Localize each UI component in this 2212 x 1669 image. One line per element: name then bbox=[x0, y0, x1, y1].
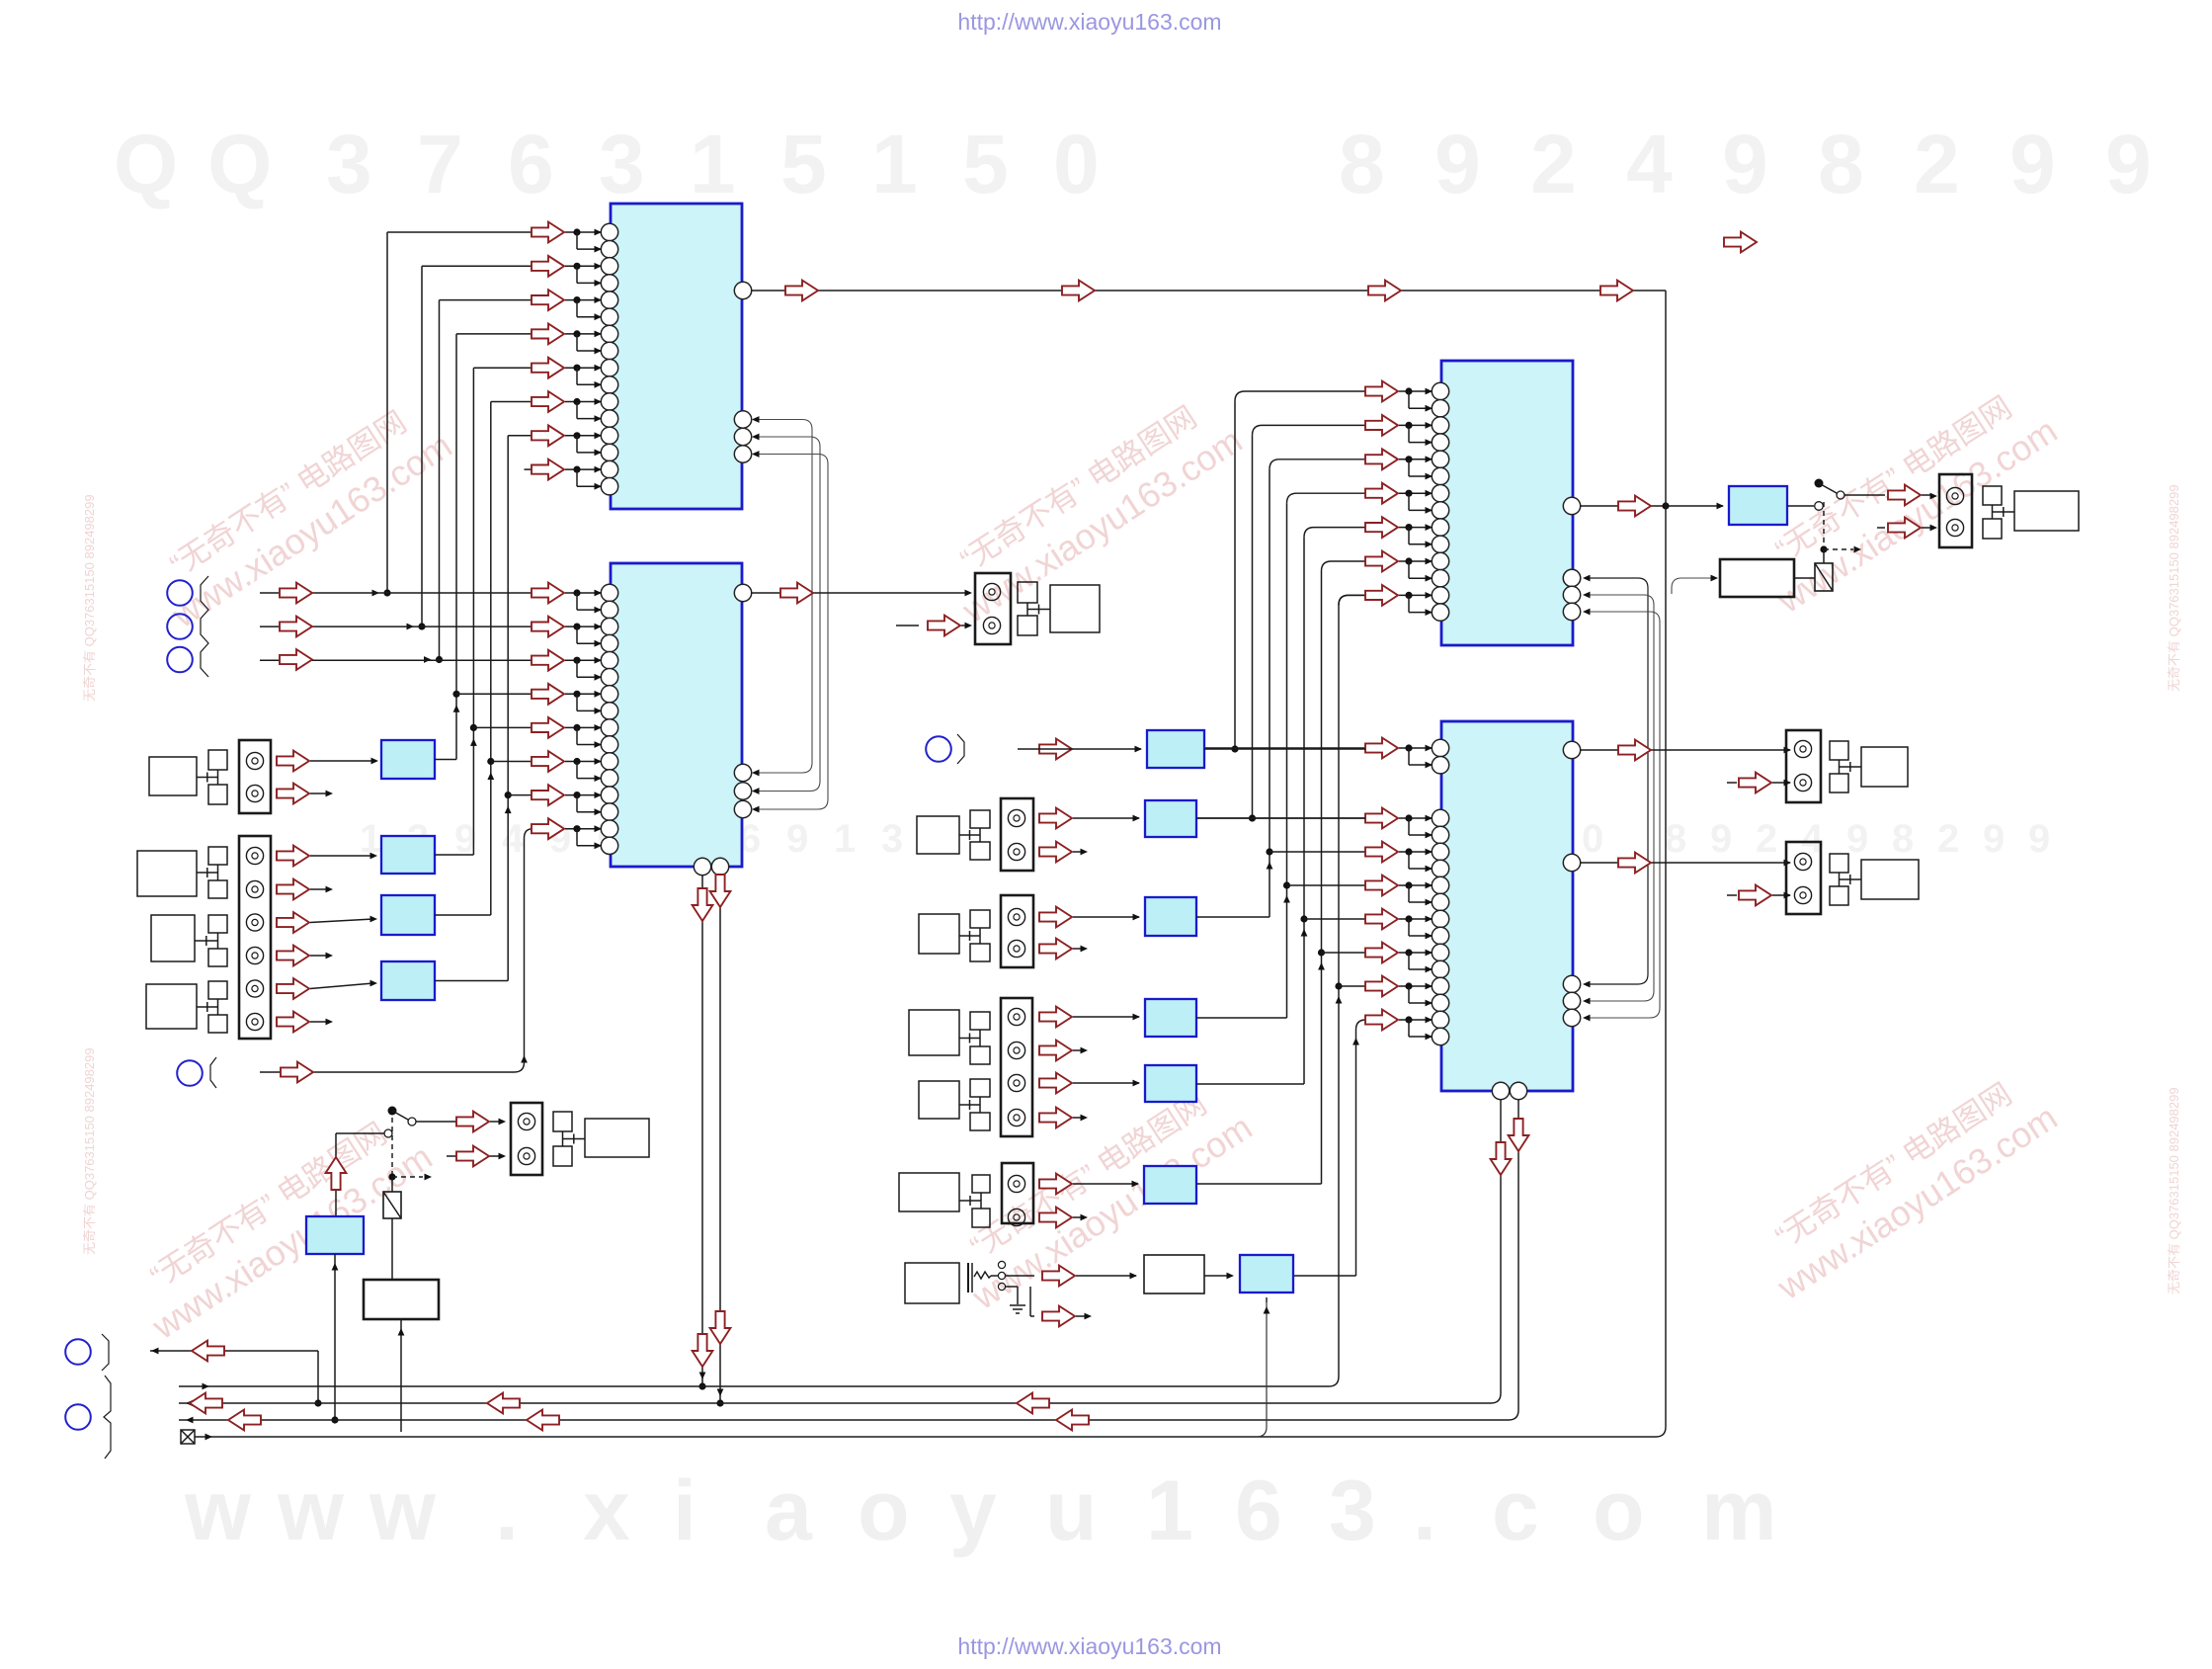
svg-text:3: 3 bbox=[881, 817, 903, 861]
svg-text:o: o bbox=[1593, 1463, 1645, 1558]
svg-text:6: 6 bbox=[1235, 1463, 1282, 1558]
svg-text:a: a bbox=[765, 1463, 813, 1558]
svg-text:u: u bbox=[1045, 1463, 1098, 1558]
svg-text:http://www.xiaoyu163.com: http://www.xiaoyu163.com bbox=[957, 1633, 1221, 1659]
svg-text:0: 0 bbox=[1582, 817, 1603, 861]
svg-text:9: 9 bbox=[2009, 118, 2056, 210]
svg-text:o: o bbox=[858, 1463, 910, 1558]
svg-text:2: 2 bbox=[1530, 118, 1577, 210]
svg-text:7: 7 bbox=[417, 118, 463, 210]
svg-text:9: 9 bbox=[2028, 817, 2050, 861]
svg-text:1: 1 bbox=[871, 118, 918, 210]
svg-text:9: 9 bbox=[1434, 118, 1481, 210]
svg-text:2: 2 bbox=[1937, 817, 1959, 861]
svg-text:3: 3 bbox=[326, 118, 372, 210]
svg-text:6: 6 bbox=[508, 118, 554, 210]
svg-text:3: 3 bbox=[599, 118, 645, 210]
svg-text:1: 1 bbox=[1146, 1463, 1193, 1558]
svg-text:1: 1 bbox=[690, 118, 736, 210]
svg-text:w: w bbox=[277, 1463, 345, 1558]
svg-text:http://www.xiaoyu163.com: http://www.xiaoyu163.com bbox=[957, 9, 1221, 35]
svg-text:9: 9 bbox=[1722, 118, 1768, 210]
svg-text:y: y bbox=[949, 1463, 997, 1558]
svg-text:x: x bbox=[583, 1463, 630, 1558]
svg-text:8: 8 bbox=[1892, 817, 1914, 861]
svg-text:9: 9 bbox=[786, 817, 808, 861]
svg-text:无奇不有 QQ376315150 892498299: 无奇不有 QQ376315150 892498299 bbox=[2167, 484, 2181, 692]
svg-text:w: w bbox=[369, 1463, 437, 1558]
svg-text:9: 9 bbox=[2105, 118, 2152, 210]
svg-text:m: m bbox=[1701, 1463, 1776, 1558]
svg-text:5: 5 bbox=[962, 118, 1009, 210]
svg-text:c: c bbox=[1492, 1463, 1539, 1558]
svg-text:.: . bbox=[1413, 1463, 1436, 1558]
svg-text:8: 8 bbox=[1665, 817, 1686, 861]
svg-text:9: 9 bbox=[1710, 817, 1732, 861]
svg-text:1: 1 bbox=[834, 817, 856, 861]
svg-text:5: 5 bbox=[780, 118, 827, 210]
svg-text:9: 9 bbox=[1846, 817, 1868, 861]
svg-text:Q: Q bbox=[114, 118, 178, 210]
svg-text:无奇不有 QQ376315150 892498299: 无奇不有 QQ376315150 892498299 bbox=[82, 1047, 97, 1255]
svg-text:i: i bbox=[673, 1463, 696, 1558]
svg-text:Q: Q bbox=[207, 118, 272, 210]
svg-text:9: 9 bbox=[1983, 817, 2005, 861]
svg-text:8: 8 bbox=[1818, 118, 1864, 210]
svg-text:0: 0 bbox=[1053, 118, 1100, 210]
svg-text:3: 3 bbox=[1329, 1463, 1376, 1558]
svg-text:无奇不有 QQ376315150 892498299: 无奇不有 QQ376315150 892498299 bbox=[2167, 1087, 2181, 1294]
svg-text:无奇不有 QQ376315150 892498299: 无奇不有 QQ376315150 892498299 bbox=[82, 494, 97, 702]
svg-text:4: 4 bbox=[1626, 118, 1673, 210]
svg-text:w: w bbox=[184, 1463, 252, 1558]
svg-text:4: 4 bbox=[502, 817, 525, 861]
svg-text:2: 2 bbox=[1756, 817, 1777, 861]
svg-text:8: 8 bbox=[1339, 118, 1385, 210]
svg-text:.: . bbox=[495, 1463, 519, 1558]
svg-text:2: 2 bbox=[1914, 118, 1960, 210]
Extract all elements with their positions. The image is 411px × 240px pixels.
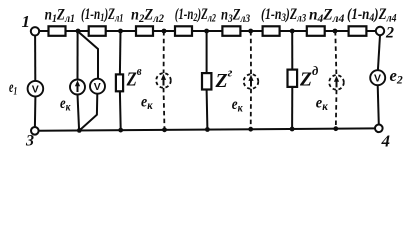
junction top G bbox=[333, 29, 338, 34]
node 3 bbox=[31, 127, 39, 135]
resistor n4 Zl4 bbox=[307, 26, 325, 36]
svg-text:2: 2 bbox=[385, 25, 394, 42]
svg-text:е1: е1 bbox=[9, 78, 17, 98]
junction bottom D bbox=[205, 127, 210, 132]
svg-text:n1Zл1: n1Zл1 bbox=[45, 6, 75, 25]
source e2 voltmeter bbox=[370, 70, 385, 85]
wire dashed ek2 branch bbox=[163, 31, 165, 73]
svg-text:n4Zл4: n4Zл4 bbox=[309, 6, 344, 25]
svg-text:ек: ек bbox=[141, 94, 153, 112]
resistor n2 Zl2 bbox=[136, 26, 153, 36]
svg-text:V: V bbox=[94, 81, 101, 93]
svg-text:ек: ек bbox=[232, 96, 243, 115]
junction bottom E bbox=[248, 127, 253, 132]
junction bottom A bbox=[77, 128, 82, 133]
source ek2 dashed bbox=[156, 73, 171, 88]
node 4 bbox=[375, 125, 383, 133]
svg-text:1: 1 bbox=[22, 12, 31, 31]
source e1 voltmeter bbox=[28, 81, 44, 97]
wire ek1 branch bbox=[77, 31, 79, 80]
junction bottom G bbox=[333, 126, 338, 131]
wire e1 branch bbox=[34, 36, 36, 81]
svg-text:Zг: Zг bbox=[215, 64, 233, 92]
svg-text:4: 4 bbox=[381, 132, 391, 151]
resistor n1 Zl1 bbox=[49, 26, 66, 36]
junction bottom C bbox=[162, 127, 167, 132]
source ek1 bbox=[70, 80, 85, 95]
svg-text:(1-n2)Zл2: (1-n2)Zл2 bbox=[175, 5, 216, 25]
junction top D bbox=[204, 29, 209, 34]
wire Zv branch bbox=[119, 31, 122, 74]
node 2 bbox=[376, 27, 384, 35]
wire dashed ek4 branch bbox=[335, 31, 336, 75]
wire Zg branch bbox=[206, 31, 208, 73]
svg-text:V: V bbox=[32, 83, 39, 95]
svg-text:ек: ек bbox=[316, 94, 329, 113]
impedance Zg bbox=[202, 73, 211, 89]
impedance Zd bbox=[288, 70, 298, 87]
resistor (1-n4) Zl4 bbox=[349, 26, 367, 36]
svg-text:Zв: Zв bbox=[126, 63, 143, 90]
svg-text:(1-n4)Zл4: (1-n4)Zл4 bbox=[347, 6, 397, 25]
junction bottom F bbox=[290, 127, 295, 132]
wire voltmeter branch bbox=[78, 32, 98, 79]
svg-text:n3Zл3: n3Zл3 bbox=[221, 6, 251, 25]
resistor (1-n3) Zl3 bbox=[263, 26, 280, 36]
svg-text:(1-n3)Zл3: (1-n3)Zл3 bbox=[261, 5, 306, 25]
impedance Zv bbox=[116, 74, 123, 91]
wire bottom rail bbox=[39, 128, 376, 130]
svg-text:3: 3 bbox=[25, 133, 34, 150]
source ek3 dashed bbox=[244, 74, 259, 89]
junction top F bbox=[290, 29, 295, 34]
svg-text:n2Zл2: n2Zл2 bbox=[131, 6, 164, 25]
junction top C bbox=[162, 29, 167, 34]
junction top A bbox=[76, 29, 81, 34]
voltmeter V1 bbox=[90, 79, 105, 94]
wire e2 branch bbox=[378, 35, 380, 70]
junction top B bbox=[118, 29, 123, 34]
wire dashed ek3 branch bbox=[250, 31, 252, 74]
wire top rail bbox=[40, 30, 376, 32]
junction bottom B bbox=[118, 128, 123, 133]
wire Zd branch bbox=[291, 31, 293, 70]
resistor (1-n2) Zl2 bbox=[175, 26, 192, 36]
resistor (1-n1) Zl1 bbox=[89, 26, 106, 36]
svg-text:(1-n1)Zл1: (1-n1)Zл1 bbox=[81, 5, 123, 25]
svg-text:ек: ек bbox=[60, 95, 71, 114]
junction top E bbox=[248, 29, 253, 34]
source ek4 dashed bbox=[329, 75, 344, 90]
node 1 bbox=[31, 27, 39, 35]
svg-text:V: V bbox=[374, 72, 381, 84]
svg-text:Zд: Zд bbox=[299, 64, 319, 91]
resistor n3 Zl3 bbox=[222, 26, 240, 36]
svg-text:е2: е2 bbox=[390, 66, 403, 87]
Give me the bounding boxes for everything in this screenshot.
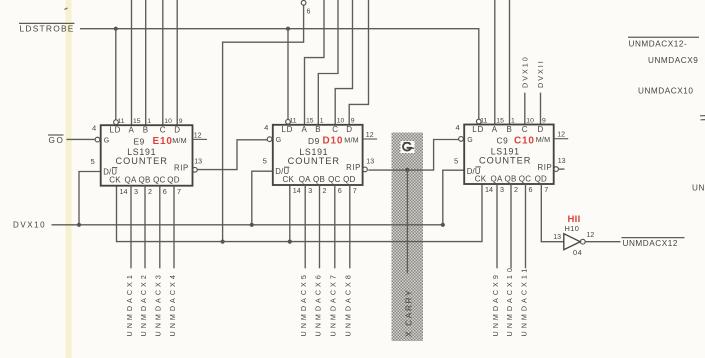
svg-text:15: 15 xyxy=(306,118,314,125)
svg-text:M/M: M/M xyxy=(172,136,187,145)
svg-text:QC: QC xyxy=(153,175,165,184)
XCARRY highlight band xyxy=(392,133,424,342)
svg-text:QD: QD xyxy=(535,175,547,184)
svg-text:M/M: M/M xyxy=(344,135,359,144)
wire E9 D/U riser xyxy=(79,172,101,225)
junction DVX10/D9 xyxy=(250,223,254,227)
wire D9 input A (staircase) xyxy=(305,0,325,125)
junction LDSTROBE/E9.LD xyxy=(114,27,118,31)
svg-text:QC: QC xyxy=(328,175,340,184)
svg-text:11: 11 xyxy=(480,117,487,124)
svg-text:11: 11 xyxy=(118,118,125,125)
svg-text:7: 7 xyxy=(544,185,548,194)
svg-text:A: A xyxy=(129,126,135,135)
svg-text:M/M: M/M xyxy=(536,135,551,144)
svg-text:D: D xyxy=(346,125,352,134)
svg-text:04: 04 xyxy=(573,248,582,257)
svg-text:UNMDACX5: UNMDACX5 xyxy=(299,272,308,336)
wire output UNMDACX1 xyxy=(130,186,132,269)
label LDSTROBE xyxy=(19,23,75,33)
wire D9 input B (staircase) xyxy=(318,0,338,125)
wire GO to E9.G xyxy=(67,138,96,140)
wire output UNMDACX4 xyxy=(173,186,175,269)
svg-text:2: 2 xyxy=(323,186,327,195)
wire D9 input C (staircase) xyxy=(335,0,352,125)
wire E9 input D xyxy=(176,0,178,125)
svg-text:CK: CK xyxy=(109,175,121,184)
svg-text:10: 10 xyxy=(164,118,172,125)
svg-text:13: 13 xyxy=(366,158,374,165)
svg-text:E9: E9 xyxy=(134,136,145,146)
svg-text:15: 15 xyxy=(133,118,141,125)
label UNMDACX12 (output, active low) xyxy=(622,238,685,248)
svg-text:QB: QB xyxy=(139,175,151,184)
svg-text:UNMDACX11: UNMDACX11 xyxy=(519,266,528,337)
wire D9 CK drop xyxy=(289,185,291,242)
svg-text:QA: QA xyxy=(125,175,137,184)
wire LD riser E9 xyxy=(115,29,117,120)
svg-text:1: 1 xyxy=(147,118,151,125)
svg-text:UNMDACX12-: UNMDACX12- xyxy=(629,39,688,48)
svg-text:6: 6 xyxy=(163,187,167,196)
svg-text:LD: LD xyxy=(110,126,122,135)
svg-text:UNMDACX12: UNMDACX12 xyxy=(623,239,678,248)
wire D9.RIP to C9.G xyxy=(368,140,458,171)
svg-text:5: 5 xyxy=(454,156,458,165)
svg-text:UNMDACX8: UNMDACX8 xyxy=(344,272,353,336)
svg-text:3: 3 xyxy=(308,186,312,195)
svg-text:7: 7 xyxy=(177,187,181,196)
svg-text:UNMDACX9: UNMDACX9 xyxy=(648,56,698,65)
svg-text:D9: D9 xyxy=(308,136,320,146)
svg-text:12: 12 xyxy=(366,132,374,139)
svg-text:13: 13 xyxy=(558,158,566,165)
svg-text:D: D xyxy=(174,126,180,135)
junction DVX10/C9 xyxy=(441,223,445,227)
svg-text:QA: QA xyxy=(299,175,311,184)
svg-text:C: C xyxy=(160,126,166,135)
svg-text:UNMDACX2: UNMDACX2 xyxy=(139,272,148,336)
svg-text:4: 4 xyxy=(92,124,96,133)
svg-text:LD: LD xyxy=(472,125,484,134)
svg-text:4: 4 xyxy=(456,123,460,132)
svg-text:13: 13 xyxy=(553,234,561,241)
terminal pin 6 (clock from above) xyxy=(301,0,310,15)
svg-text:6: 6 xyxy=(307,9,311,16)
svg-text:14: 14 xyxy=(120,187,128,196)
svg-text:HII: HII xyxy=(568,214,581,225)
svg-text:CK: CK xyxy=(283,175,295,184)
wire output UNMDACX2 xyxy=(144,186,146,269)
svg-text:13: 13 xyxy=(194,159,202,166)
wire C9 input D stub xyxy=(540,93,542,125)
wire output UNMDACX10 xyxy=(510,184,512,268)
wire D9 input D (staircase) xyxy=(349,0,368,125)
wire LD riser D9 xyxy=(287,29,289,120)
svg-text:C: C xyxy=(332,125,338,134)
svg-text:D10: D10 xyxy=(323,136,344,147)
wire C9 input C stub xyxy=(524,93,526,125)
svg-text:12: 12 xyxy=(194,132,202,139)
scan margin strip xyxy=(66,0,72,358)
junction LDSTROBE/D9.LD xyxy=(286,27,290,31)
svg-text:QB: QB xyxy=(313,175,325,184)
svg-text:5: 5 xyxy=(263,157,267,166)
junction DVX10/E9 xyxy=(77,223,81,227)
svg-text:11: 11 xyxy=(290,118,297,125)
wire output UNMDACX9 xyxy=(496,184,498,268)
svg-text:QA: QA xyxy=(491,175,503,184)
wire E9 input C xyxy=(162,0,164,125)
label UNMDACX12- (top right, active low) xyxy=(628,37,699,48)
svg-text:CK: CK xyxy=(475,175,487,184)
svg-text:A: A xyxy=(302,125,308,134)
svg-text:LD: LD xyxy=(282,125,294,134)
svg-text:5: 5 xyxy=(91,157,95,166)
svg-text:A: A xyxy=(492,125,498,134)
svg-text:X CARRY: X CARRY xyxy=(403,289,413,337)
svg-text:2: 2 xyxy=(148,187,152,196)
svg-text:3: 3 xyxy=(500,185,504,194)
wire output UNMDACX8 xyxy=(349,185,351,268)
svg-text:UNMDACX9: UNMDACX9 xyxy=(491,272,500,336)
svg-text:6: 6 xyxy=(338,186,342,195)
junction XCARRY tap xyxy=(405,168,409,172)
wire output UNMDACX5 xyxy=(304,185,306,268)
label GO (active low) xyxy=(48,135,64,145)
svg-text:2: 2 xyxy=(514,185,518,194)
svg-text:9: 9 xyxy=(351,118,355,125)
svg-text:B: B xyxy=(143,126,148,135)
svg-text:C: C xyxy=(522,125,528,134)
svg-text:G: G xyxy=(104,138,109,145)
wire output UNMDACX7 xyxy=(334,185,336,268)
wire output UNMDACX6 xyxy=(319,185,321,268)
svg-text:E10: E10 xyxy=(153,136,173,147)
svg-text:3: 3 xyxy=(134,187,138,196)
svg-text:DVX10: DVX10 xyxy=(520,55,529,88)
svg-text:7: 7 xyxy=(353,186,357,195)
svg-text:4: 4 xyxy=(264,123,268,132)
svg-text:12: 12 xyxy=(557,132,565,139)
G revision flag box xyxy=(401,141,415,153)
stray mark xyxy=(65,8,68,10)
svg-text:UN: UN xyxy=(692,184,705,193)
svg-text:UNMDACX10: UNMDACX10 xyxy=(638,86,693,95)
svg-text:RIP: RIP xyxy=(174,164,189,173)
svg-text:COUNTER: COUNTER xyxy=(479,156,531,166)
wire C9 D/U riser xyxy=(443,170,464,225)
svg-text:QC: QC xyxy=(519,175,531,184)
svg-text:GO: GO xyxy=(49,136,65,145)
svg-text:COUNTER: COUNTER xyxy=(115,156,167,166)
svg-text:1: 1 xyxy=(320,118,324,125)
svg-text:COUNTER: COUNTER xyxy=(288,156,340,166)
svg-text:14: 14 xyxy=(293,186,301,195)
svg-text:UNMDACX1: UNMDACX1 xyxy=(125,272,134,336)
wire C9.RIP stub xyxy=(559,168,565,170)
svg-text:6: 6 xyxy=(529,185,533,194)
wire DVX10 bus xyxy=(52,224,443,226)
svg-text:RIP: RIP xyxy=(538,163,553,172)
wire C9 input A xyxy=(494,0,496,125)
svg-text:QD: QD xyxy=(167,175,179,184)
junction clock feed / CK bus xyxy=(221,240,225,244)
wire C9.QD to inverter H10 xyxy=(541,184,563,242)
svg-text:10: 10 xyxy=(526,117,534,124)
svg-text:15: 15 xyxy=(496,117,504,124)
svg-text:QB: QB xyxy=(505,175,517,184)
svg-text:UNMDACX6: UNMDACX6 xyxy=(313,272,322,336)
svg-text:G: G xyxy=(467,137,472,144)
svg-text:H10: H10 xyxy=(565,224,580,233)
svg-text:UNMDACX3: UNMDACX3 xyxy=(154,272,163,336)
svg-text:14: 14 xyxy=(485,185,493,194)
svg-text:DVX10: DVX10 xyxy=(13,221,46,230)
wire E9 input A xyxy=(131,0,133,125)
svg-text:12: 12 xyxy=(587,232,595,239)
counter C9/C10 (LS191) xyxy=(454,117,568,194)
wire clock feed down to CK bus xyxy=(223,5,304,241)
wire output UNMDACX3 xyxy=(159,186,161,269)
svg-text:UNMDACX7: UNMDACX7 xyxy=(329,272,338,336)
--------------------------------------------------
» What is being asked
Recast the lines from the one containing "svg-text:15: 15 xyxy=(306,118,314,125)" through the one containing "junction DVX10/D9 xyxy=(250,223,254,227)" as a Markdown table with two columns, Row and Line, numbering each row and leaving out any blank lines.

» Problem solution
| Row | Line |
|---|---|
| 1 | svg-text:15: 15 xyxy=(306,118,314,125) |
| 2 | svg-text:M/M: M/M xyxy=(172,136,187,145) |
| 3 | svg-text:QC: QC xyxy=(153,175,165,184) |
| 4 | XCARRY highlight band xyxy=(392,133,424,342) |
| 5 | svg-text:QD: QD xyxy=(535,175,547,184) |
| 6 | svg-text:M/M: M/M xyxy=(344,135,359,144) |
| 7 | wire E9 D/U riser xyxy=(79,172,101,225) |
| 8 | junction DVX10/D9 xyxy=(250,223,254,227) |